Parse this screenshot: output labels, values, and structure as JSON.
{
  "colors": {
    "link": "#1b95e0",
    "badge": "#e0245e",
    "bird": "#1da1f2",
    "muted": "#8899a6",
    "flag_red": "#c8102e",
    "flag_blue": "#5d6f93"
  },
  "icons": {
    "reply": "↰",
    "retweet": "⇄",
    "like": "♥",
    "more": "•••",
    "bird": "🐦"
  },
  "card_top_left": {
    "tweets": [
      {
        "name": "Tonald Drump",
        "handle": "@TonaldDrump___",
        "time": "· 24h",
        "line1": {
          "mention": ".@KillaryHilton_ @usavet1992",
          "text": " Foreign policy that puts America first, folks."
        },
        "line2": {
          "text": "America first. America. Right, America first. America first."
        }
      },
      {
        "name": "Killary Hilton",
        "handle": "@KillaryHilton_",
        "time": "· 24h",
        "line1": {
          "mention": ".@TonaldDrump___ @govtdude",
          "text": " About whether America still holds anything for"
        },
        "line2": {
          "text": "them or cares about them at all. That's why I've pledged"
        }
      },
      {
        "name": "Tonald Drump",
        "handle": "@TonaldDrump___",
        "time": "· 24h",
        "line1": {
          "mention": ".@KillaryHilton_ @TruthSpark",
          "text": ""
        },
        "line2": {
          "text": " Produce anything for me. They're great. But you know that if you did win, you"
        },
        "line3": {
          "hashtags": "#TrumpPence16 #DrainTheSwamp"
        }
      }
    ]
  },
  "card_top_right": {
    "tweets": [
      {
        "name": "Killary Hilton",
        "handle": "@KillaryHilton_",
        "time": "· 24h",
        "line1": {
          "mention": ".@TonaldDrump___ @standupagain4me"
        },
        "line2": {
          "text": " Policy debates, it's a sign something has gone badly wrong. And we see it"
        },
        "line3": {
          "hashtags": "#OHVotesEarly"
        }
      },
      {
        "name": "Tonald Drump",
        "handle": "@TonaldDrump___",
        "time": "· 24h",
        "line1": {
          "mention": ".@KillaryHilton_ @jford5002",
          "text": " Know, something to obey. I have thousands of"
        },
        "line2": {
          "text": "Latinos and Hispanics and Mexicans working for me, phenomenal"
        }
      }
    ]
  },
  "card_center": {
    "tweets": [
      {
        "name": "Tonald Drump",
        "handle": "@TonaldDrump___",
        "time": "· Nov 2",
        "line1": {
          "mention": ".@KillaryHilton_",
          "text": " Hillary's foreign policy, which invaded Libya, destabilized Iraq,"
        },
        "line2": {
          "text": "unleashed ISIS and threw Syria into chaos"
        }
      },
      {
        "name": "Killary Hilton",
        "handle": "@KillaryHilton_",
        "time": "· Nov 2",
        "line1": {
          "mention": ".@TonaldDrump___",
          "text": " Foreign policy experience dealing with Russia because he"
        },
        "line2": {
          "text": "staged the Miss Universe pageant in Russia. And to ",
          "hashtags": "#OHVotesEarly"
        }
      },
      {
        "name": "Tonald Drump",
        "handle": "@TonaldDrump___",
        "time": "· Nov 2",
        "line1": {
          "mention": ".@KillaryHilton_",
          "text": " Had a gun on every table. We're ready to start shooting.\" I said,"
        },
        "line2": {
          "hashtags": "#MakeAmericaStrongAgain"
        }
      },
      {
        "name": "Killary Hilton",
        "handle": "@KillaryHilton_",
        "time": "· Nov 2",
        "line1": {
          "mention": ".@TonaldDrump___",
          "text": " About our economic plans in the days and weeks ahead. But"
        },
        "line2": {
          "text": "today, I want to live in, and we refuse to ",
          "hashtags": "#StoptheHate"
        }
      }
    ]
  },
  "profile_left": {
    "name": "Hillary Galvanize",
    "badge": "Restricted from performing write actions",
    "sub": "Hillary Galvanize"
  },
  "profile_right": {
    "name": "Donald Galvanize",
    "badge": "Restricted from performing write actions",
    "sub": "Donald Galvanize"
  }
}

========================

▸ **TASK OBJECTIVE**:
Check each line of the data above for the word "first", then state how many lines have it. Give the number alone.

▸ **WRITTEN ANSWER**:
2